Dataset entries
—————

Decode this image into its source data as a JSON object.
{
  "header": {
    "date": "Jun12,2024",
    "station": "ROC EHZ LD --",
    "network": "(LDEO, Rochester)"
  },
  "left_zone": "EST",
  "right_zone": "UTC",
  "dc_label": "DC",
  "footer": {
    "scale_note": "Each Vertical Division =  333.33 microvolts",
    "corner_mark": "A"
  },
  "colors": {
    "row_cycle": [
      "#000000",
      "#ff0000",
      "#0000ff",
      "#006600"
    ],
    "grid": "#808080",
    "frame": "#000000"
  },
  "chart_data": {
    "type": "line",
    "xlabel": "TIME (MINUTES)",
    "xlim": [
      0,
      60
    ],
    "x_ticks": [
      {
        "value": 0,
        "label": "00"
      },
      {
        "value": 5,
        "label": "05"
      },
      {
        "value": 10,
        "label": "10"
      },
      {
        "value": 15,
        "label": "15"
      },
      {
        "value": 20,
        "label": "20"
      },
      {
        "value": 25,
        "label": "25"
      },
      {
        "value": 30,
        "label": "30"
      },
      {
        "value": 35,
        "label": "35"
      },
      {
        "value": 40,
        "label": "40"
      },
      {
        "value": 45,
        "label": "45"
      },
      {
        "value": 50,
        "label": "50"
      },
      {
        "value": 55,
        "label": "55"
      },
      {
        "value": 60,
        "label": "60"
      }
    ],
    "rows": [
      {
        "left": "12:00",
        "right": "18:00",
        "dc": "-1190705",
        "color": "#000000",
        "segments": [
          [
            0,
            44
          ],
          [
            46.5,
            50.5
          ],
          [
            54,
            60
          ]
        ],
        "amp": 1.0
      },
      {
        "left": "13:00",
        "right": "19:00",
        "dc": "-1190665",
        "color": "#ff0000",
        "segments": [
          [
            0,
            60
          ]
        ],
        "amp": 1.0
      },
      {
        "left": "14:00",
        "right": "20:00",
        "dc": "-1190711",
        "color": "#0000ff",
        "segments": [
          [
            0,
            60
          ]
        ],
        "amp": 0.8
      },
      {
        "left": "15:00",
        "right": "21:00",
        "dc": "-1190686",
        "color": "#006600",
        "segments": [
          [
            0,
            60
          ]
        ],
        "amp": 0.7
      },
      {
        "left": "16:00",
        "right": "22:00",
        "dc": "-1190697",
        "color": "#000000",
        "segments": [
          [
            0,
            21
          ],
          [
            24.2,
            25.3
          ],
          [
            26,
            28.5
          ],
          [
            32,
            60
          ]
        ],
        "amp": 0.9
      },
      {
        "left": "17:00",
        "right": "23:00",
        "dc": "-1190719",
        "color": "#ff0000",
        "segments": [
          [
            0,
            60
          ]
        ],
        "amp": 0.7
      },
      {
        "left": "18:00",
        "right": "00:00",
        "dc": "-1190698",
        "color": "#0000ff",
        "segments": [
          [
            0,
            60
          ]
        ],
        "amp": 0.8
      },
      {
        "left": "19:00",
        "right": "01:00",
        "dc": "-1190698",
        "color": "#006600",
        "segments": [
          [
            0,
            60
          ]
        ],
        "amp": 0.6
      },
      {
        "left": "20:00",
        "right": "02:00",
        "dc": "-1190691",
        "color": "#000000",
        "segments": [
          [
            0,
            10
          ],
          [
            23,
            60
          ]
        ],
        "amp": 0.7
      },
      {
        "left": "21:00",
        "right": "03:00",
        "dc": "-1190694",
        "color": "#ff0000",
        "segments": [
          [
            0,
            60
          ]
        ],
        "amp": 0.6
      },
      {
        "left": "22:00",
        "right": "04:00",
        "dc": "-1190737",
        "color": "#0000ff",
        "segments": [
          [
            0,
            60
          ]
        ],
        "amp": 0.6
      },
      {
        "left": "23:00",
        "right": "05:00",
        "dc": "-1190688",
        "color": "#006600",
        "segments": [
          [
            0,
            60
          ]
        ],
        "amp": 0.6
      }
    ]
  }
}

—————

> What is being asked
Return every entry verbatim.

> Task output
Decode this image into its source data as a JSON object.
{
  "header": {
    "date": "Jun12,2024",
    "station": "ROC EHZ LD --",
    "network": "(LDEO, Rochester)"
  },
  "left_zone": "EST",
  "right_zone": "UTC",
  "dc_label": "DC",
  "footer": {
    "scale_note": "Each Vertical Division =  333.33 microvolts",
    "corner_mark": "A"
  },
  "colors": {
    "row_cycle": [
      "#000000",
      "#ff0000",
      "#0000ff",
      "#006600"
    ],
    "grid": "#808080",
    "frame": "#000000"
  },
  "chart_data": {
    "type": "line",
    "xlabel": "TIME (MINUTES)",
    "xlim": [
      0,
      60
    ],
    "x_ticks": [
      {
        "value": 0,
        "label": "00"
      },
      {
        "value": 5,
        "label": "05"
      },
      {
        "value": 10,
        "label": "10"
      },
      {
        "value": 15,
        "label": "15"
      },
      {
        "value": 20,
        "label": "20"
      },
      {
        "value": 25,
        "label": "25"
      },
      {
        "value": 30,
        "label": "30"
      },
      {
        "value": 35,
        "label": "35"
      },
      {
        "value": 40,
        "label": "40"
      },
      {
        "value": 45,
        "label": "45"
      },
      {
        "value": 50,
        "label": "50"
      },
      {
        "value": 55,
        "label": "55"
      },
      {
        "value": 60,
        "label": "60"
      }
    ],
    "rows": [
      {
        "left": "12:00",
        "right": "18:00",
        "dc": "-1190705",
        "color": "#000000",
        "segments": [
          [
            0,
            44
          ],
          [
            46.5,
            50.5
          ],
          [
            54,
            60
          ]
        ],
        "amp": 1.0
      },
      {
        "left": "13:00",
        "right": "19:00",
        "dc": "-1190665",
        "color": "#ff0000",
        "segments": [
          [
            0,
            60
          ]
        ],
        "amp": 1.0
      },
      {
        "left": "14:00",
        "right": "20:00",
        "dc": "-1190711",
        "color": "#0000ff",
        "segments": [
          [
            0,
            60
          ]
        ],
        "amp": 0.8
      },
      {
        "left": "15:00",
        "right": "21:00",
        "dc": "-1190686",
        "color": "#006600",
        "segments": [
          [
            0,
            60
          ]
        ],
        "amp": 0.7
      },
      {
        "left": "16:00",
        "right": "22:00",
        "dc": "-1190697",
        "color": "#000000",
        "segments": [
          [
            0,
            21
          ],
          [
            24.2,
            25.3
          ],
          [
            26,
            28.5
          ],
          [
            32,
            60
          ]
        ],
        "amp": 0.9
      },
      {
        "left": "17:00",
        "right": "23:00",
        "dc": "-1190719",
        "color": "#ff0000",
        "segments": [
          [
            0,
            60
          ]
        ],
        "amp": 0.7
      },
      {
        "left": "18:00",
        "right": "00:00",
        "dc": "-1190698",
        "color": "#0000ff",
        "segments": [
          [
            0,
            60
          ]
        ],
        "amp": 0.8
      },
      {
        "left": "19:00",
        "right": "01:00",
        "dc": "-1190698",
        "color": "#006600",
        "segments": [
          [
            0,
            60
          ]
        ],
        "amp": 0.6
      },
      {
        "left": "20:00",
        "right": "02:00",
        "dc": "-1190691",
        "color": "#000000",
        "segments": [
          [
            0,
            10
          ],
          [
            23,
            60
          ]
        ],
        "amp": 0.7
      },
      {
        "left": "21:00",
        "right": "03:00",
        "dc": "-1190694",
        "color": "#ff0000",
        "segments": [
          [
            0,
            60
          ]
        ],
        "amp": 0.6
      },
      {
        "left": "22:00",
        "right": "04:00",
        "dc": "-1190737",
        "color": "#0000ff",
        "segments": [
          [
            0,
            60
          ]
        ],
        "amp": 0.6
      },
      {
        "left": "23:00",
        "right": "05:00",
        "dc": "-1190688",
        "color": "#006600",
        "segments": [
          [
            0,
            60
          ]
        ],
        "amp": 0.6
      }
    ]
  }
}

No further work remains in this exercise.